* _STATED PROBLEM_
Write every line of the material out exactly as shown.

EXERCISE MATERIAL start

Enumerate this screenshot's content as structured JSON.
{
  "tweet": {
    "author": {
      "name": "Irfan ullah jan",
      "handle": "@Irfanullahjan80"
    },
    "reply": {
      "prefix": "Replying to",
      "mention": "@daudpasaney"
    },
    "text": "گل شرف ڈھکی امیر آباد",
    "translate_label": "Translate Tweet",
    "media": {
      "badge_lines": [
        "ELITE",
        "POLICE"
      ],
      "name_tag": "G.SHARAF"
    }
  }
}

EXERCISE MATERIAL end

* _THE RESULT_
Enumerate this screenshot's content as structured JSON.
{
  "tweet": {
    "author": {
      "name": "Irfan ullah jan",
      "handle": "@Irfanullahjan80"
    },
    "reply": {
      "prefix": "Replying to",
      "mention": "@daudpasaney"
    },
    "text": "گل شرف ڈھکی امیر آباد",
    "translate_label": "Translate Tweet",
    "media": {
      "badge_lines": [
        "ELITE",
        "POLICE"
      ],
      "name_tag": "G.SHARAF"
    }
  }
}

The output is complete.